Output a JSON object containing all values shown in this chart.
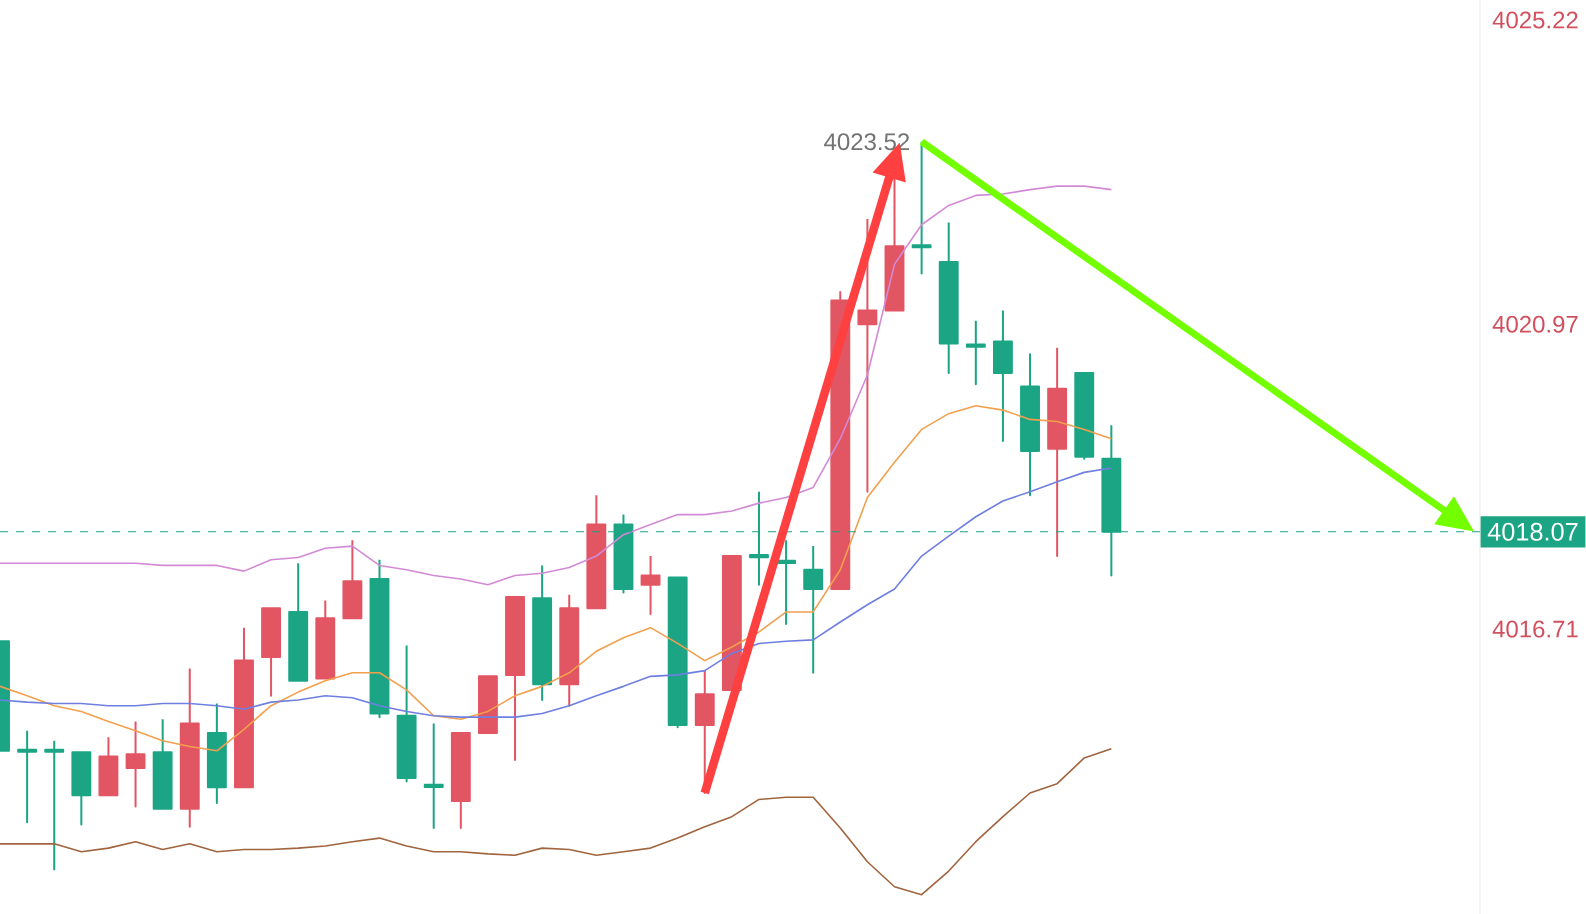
{
  "chart_data": {
    "type": "candlestick",
    "categories": [
      null,
      null,
      null,
      null,
      null,
      null,
      null,
      null,
      null,
      null,
      null,
      null,
      null,
      null,
      null,
      null,
      null,
      null,
      null,
      null,
      null,
      null,
      null,
      null,
      null,
      null,
      null,
      null,
      null,
      null,
      null,
      null,
      null,
      null,
      null,
      null,
      null,
      null,
      null,
      null,
      null,
      null
    ],
    "ohlc": [
      [
        4016.54,
        4016.54,
        4015.01,
        4015.01
      ],
      [
        4015.01,
        4015.29,
        4014.01,
        4015.01
      ],
      [
        4015.01,
        4015.15,
        4013.35,
        4015.01
      ],
      [
        4014.99,
        4014.99,
        4013.98,
        4014.39
      ],
      [
        4014.39,
        4015.2,
        4014.39,
        4014.93
      ],
      [
        4014.77,
        4015.42,
        4014.23,
        4014.96
      ],
      [
        4014.99,
        4015.45,
        4014.2,
        4014.2
      ],
      [
        4014.2,
        4016.16,
        4013.95,
        4015.39
      ],
      [
        4015.26,
        4015.67,
        4014.28,
        4014.5
      ],
      [
        4014.5,
        4016.73,
        4014.5,
        4016.27
      ],
      [
        4016.32,
        4017.0,
        4015.78,
        4017.0
      ],
      [
        4016.95,
        4017.63,
        4015.99,
        4015.99
      ],
      [
        4016.02,
        4017.11,
        4016.02,
        4016.86
      ],
      [
        4016.86,
        4017.95,
        4016.86,
        4017.38
      ],
      [
        4017.41,
        4017.68,
        4015.48,
        4015.53
      ],
      [
        4015.5,
        4016.48,
        4014.58,
        4014.63
      ],
      [
        4014.52,
        4015.39,
        4013.93,
        4014.52
      ],
      [
        4014.31,
        4015.26,
        4013.93,
        4015.26
      ],
      [
        4015.26,
        4016.05,
        4015.26,
        4016.05
      ],
      [
        4016.07,
        4017.16,
        4014.88,
        4017.16
      ],
      [
        4017.14,
        4017.6,
        4015.72,
        4015.94
      ],
      [
        4015.94,
        4017.19,
        4015.64,
        4017.0
      ],
      [
        4017.0,
        4018.58,
        4017.0,
        4018.17
      ],
      [
        4018.17,
        4018.31,
        4017.22,
        4017.27
      ],
      [
        4017.33,
        4017.73,
        4016.92,
        4017.46
      ],
      [
        4017.43,
        4017.43,
        4015.34,
        4015.37
      ],
      [
        4015.37,
        4016.13,
        4014.42,
        4015.8
      ],
      [
        4015.86,
        4017.73,
        4015.86,
        4017.73
      ],
      [
        4017.73,
        4018.63,
        4017.33,
        4017.73
      ],
      [
        4017.65,
        4017.95,
        4016.78,
        4017.65
      ],
      [
        4017.54,
        4017.87,
        4016.1,
        4017.27
      ],
      [
        4017.27,
        4021.43,
        4017.27,
        4021.3
      ],
      [
        4020.97,
        4022.44,
        4018.63,
        4021.16
      ],
      [
        4021.16,
        4023.45,
        4021.16,
        4022.06
      ],
      [
        4022.06,
        4023.52,
        4021.68,
        4022.06
      ],
      [
        4021.84,
        4022.39,
        4020.29,
        4020.7
      ],
      [
        4020.67,
        4021.02,
        4020.13,
        4020.67
      ],
      [
        4020.73,
        4021.16,
        4019.34,
        4020.29
      ],
      [
        4020.1,
        4020.56,
        4018.58,
        4019.2
      ],
      [
        4019.23,
        4020.64,
        4017.73,
        4020.07
      ],
      [
        4020.29,
        4020.29,
        4019.09,
        4019.12
      ],
      [
        4019.09,
        4019.56,
        4017.46,
        4018.07
      ]
    ],
    "colors": [
      "#1ba585",
      "#1ba585",
      "#1ba585",
      "#1ba585",
      "#e25563",
      "#e25563",
      "#1ba585",
      "#e25563",
      "#1ba585",
      "#e25563",
      "#e25563",
      "#1ba585",
      "#e25563",
      "#e25563",
      "#1ba585",
      "#1ba585",
      "#1ba585",
      "#e25563",
      "#e25563",
      "#e25563",
      "#1ba585",
      "#e25563",
      "#e25563",
      "#1ba585",
      "#e25563",
      "#1ba585",
      "#e25563",
      "#e25563",
      "#1ba585",
      "#1ba585",
      "#1ba585",
      "#e25563",
      "#e25563",
      "#e25563",
      "#1ba585",
      "#1ba585",
      "#1ba585",
      "#1ba585",
      "#1ba585",
      "#e25563",
      "#1ba585",
      "#1ba585"
    ],
    "series": [
      {
        "type": "line",
        "color": "#f2a04e",
        "values": [
          4015.91,
          4015.78,
          4015.64,
          4015.56,
          4015.42,
          4015.29,
          4015.15,
          4015.07,
          4015.01,
          4015.31,
          4015.64,
          4015.83,
          4015.99,
          4016.1,
          4016.1,
          4015.86,
          4015.5,
          4015.45,
          4015.56,
          4015.78,
          4015.91,
          4016.1,
          4016.4,
          4016.59,
          4016.73,
          4016.51,
          4016.27,
          4016.46,
          4016.67,
          4016.95,
          4016.95,
          4017.54,
          4018.55,
          4019.04,
          4019.5,
          4019.72,
          4019.83,
          4019.77,
          4019.64,
          4019.61,
          4019.5,
          4019.37
        ]
      },
      {
        "type": "line",
        "color": "#6f7fe0",
        "values": [
          4015.72,
          4015.69,
          4015.67,
          4015.67,
          4015.64,
          4015.64,
          4015.67,
          4015.67,
          4015.64,
          4015.59,
          4015.69,
          4015.72,
          4015.78,
          4015.75,
          4015.64,
          4015.56,
          4015.5,
          4015.48,
          4015.48,
          4015.48,
          4015.53,
          4015.64,
          4015.78,
          4015.91,
          4016.05,
          4016.07,
          4016.13,
          4016.37,
          4016.51,
          4016.54,
          4016.56,
          4016.81,
          4017.05,
          4017.27,
          4017.73,
          4018.01,
          4018.28,
          4018.5,
          4018.63,
          4018.77,
          4018.9,
          4018.96
        ]
      },
      {
        "type": "line",
        "color": "#d38ad6",
        "values": [
          4017.63,
          4017.63,
          4017.63,
          4017.63,
          4017.63,
          4017.63,
          4017.6,
          4017.6,
          4017.6,
          4017.52,
          4017.68,
          4017.71,
          4017.84,
          4017.87,
          4017.6,
          4017.54,
          4017.46,
          4017.41,
          4017.33,
          4017.46,
          4017.49,
          4017.57,
          4017.73,
          4018.03,
          4018.17,
          4018.31,
          4018.31,
          4018.36,
          4018.47,
          4018.55,
          4018.69,
          4019.37,
          4020.26,
          4021.81,
          4022.36,
          4022.63,
          4022.77,
          4022.79,
          4022.85,
          4022.9,
          4022.9,
          4022.85
        ]
      },
      {
        "type": "line",
        "color": "#a0643e",
        "values": [
          4013.71,
          4013.71,
          4013.71,
          4013.6,
          4013.65,
          4013.74,
          4013.63,
          4013.71,
          4013.6,
          4013.63,
          4013.63,
          4013.65,
          4013.68,
          4013.74,
          4013.79,
          4013.68,
          4013.6,
          4013.6,
          4013.57,
          4013.55,
          4013.65,
          4013.63,
          4013.55,
          4013.6,
          4013.65,
          4013.79,
          4013.95,
          4014.09,
          4014.33,
          4014.36,
          4014.36,
          4013.93,
          4013.46,
          4013.11,
          4013.0,
          4013.33,
          4013.74,
          4014.09,
          4014.42,
          4014.55,
          4014.91,
          4015.04
        ]
      }
    ],
    "ylim": [
      4012.73,
      4025.5
    ],
    "yticks": [
      4016.71,
      4020.97,
      4025.22
    ],
    "ref_lines": [
      {
        "axis": "y",
        "value": 4018.07,
        "label": "4018.07",
        "color": "#1ba585",
        "line_style": "dashed"
      }
    ],
    "annotations": [
      "4023.52"
    ]
  }
}
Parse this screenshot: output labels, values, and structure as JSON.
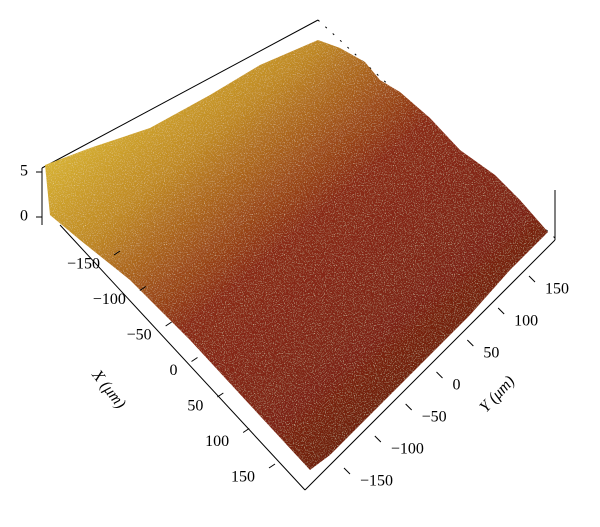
{
  "chart_data": {
    "type": "surface",
    "xlabel": "X (μm)",
    "ylabel": "Y (μm)",
    "xlim": [
      -150,
      150
    ],
    "ylim": [
      -150,
      150
    ],
    "zlim": [
      0,
      5
    ],
    "xticks": [
      {
        "value": -150,
        "label": "−150"
      },
      {
        "value": -100,
        "label": "−100"
      },
      {
        "value": -50,
        "label": "−50"
      },
      0,
      50,
      100,
      150
    ],
    "yticks": [
      {
        "value": -150,
        "label": "−150"
      },
      {
        "value": -100,
        "label": "−100"
      },
      {
        "value": -50,
        "label": "−50"
      },
      0,
      50,
      100,
      150
    ],
    "zticks": [
      0,
      5
    ]
  }
}
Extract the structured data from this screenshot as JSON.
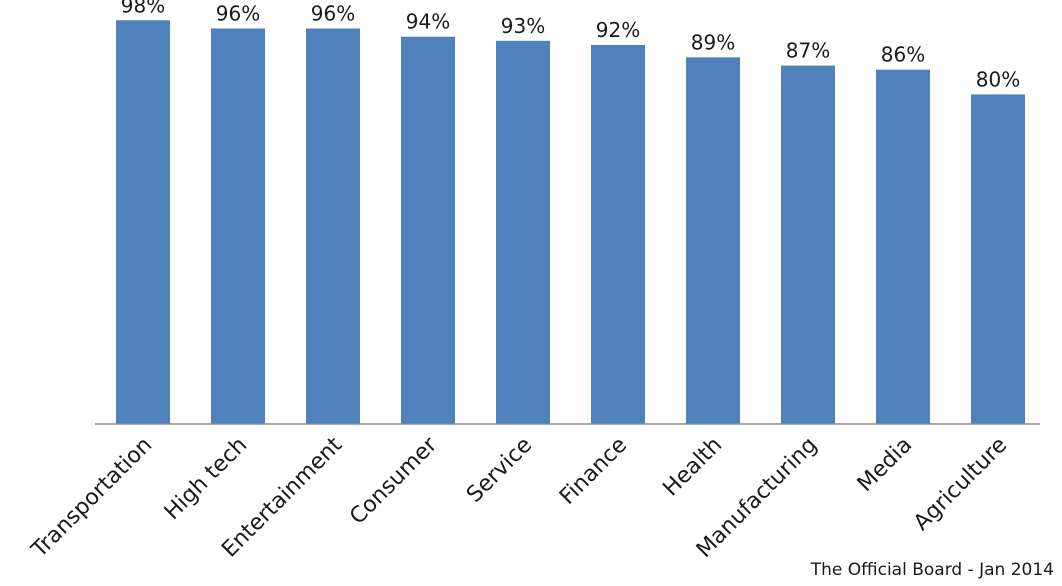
{
  "chart_data": {
    "type": "bar",
    "categories": [
      "Transportation",
      "High tech",
      "Entertainment",
      "Consumer",
      "Service",
      "Finance",
      "Health",
      "Manufacturing",
      "Media",
      "Agriculture"
    ],
    "values": [
      98,
      96,
      96,
      94,
      93,
      92,
      89,
      87,
      86,
      80
    ],
    "value_labels": [
      "98%",
      "96%",
      "96%",
      "94%",
      "93%",
      "92%",
      "89%",
      "87%",
      "86%",
      "80%"
    ],
    "ylim": [
      0,
      100
    ],
    "title": "",
    "xlabel": "",
    "ylabel": "",
    "grid": false,
    "bar_color": "#4f81bd"
  },
  "source_note": "The Official Board  - Jan 2014"
}
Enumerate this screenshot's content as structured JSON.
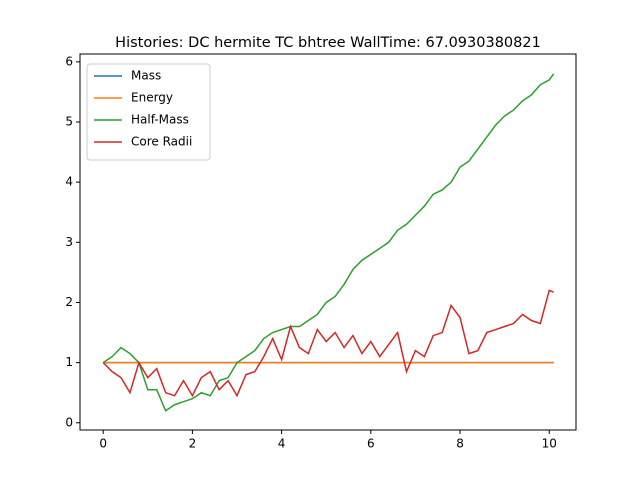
{
  "chart_data": {
    "type": "line",
    "title": "Histories: DC hermite TC bhtree WallTime: 67.0930380821",
    "x": [
      0,
      0.2,
      0.4,
      0.6,
      0.8,
      1.0,
      1.2,
      1.4,
      1.6,
      1.8,
      2.0,
      2.2,
      2.4,
      2.6,
      2.8,
      3.0,
      3.2,
      3.4,
      3.6,
      3.8,
      4.0,
      4.2,
      4.4,
      4.6,
      4.8,
      5.0,
      5.2,
      5.4,
      5.6,
      5.8,
      6.0,
      6.2,
      6.4,
      6.6,
      6.8,
      7.0,
      7.2,
      7.4,
      7.6,
      7.8,
      8.0,
      8.2,
      8.4,
      8.6,
      8.8,
      9.0,
      9.2,
      9.4,
      9.6,
      9.8,
      10.0,
      10.1
    ],
    "series": [
      {
        "name": "Mass",
        "color": "#1f77b4",
        "values": [
          1,
          1,
          1,
          1,
          1,
          1,
          1,
          1,
          1,
          1,
          1,
          1,
          1,
          1,
          1,
          1,
          1,
          1,
          1,
          1,
          1,
          1,
          1,
          1,
          1,
          1,
          1,
          1,
          1,
          1,
          1,
          1,
          1,
          1,
          1,
          1,
          1,
          1,
          1,
          1,
          1,
          1,
          1,
          1,
          1,
          1,
          1,
          1,
          1,
          1,
          1,
          1
        ]
      },
      {
        "name": "Energy",
        "color": "#ff7f0e",
        "values": [
          1,
          1,
          1,
          1,
          1,
          1,
          1,
          1,
          1,
          1,
          1,
          1,
          1,
          1,
          1,
          1,
          1,
          1,
          1,
          1,
          1,
          1,
          1,
          1,
          1,
          1,
          1,
          1,
          1,
          1,
          1,
          1,
          1,
          1,
          1,
          1,
          1,
          1,
          1,
          1,
          1,
          1,
          1,
          1,
          1,
          1,
          1,
          1,
          1,
          1,
          1,
          1
        ]
      },
      {
        "name": "Half-Mass",
        "color": "#2ca02c",
        "values": [
          1.0,
          1.1,
          1.25,
          1.15,
          1.0,
          0.55,
          0.55,
          0.2,
          0.3,
          0.35,
          0.4,
          0.5,
          0.45,
          0.7,
          0.75,
          1.0,
          1.1,
          1.2,
          1.4,
          1.5,
          1.55,
          1.6,
          1.6,
          1.7,
          1.8,
          2.0,
          2.1,
          2.3,
          2.55,
          2.7,
          2.8,
          2.9,
          3.0,
          3.2,
          3.3,
          3.45,
          3.6,
          3.8,
          3.87,
          4.0,
          4.25,
          4.35,
          4.55,
          4.75,
          4.95,
          5.1,
          5.2,
          5.35,
          5.45,
          5.62,
          5.7,
          5.8
        ]
      },
      {
        "name": "Core Radii",
        "color": "#d62728",
        "values": [
          1.0,
          0.85,
          0.75,
          0.5,
          1.0,
          0.75,
          0.9,
          0.5,
          0.45,
          0.7,
          0.45,
          0.75,
          0.85,
          0.55,
          0.7,
          0.45,
          0.8,
          0.85,
          1.1,
          1.4,
          1.05,
          1.6,
          1.25,
          1.15,
          1.55,
          1.35,
          1.5,
          1.25,
          1.45,
          1.15,
          1.35,
          1.1,
          1.3,
          1.5,
          0.85,
          1.2,
          1.1,
          1.45,
          1.5,
          1.95,
          1.75,
          1.15,
          1.2,
          1.5,
          1.55,
          1.6,
          1.65,
          1.8,
          1.7,
          1.65,
          2.2,
          2.17
        ]
      }
    ],
    "xlim": [
      -0.52,
      10.6
    ],
    "ylim": [
      -0.12,
      6.13
    ],
    "xticks": [
      0,
      2,
      4,
      6,
      8,
      10
    ],
    "yticks": [
      0,
      1,
      2,
      3,
      4,
      5,
      6
    ],
    "legend": "upper left"
  }
}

## What to work on
From the records above, copy every line that holds the word "this".

## Written answer
Output a JSON object containing all values shown in this chart.
Parse this screenshot: output labels, values, and structure as JSON.
Extract the structured data from this screenshot as JSON.
Enumerate this screenshot's content as structured JSON.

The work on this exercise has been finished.